=== Required task ===
Copy out all the lines in the records that include the word "Windows".

=== Entries supplied ===

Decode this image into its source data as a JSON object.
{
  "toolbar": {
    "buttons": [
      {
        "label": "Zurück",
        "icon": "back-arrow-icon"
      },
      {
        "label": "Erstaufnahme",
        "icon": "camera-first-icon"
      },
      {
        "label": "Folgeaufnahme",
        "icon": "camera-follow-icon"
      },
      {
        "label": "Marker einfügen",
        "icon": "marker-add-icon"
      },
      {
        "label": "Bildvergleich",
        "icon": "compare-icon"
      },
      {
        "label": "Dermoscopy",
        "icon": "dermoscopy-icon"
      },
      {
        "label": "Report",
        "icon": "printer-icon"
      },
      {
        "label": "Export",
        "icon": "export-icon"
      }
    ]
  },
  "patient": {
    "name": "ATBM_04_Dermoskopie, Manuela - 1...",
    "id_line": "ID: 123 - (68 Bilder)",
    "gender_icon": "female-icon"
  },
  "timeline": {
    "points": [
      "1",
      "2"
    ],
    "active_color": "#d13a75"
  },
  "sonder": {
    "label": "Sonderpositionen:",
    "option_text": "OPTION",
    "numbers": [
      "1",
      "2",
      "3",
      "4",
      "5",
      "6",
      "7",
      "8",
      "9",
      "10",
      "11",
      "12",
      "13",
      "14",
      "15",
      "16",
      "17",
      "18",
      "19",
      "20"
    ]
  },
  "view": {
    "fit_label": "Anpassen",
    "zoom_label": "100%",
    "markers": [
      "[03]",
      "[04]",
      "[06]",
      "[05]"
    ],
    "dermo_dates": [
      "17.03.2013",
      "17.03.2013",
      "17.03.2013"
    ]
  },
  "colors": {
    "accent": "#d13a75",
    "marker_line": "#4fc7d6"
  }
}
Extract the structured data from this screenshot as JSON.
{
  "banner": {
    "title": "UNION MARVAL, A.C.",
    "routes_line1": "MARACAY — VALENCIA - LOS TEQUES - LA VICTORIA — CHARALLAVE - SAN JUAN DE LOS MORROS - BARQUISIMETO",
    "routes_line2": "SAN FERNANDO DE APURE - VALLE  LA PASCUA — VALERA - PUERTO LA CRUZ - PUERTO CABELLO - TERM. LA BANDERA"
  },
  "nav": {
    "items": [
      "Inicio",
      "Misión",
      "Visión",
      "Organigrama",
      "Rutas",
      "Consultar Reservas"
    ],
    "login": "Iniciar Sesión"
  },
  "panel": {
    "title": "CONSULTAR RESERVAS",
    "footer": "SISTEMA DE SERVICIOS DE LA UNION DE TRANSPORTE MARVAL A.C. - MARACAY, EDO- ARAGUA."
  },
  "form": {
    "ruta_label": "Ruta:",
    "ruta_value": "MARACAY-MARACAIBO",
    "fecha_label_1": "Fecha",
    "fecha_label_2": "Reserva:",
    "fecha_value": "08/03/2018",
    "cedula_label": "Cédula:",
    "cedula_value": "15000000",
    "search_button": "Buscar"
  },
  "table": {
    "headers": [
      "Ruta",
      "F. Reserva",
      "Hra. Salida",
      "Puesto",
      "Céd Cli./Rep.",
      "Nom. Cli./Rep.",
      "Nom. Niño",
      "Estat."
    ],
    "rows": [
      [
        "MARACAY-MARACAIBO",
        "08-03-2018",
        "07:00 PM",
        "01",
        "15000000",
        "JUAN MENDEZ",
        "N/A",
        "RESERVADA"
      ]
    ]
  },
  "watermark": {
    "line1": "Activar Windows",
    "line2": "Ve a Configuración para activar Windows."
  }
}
---
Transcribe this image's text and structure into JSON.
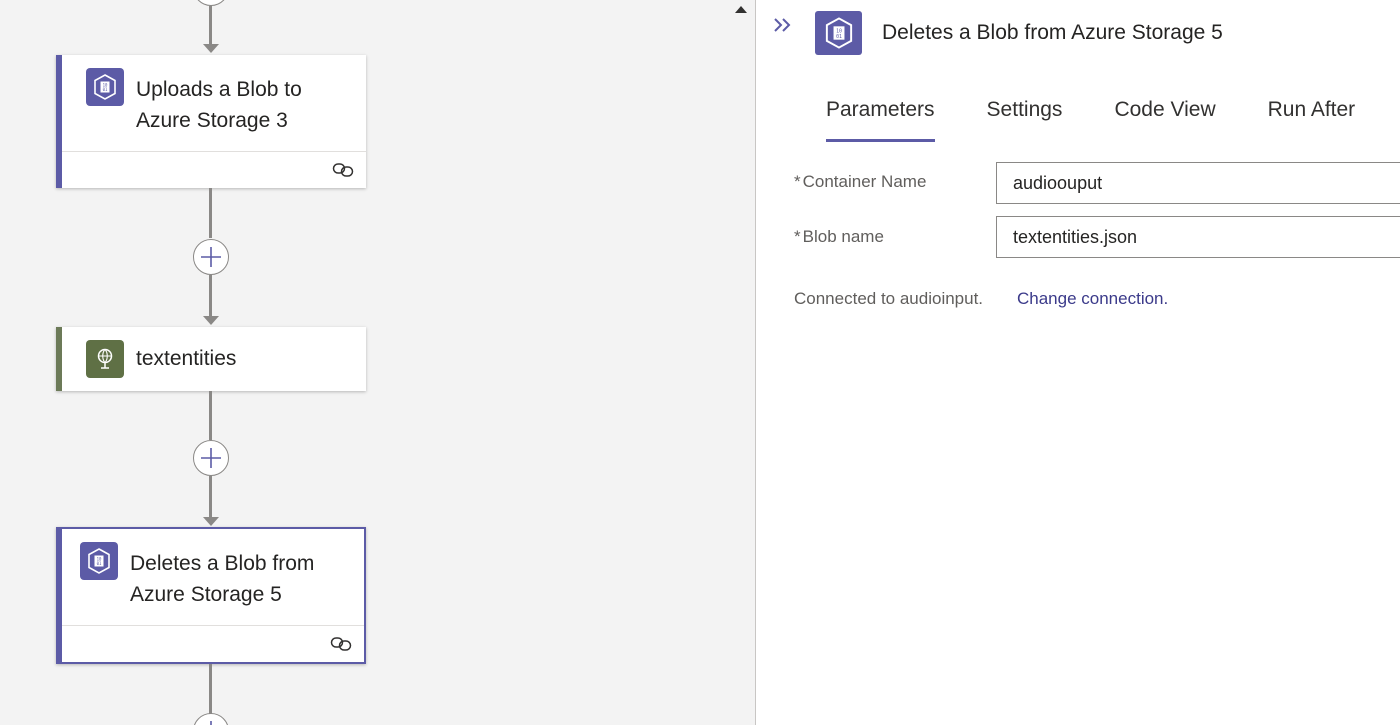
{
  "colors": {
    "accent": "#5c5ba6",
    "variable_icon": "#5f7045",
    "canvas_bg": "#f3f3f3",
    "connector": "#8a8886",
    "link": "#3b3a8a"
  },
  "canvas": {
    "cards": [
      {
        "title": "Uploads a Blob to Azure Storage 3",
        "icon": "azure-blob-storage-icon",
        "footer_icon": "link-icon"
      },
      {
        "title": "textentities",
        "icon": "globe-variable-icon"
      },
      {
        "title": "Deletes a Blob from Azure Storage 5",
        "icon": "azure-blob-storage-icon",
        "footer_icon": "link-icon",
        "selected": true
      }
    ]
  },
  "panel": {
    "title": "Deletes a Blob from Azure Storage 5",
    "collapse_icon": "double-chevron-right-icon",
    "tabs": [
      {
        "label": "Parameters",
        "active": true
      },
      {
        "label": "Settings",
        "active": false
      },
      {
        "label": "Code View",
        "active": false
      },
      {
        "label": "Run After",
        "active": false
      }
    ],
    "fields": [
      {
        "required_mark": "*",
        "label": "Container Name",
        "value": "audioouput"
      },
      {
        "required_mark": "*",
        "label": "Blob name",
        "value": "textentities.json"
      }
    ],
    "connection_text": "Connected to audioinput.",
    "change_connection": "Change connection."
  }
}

=== Answer ===
    "line1": "Activar Windows",
    "line2": "Ve a Configuración para activar Windows."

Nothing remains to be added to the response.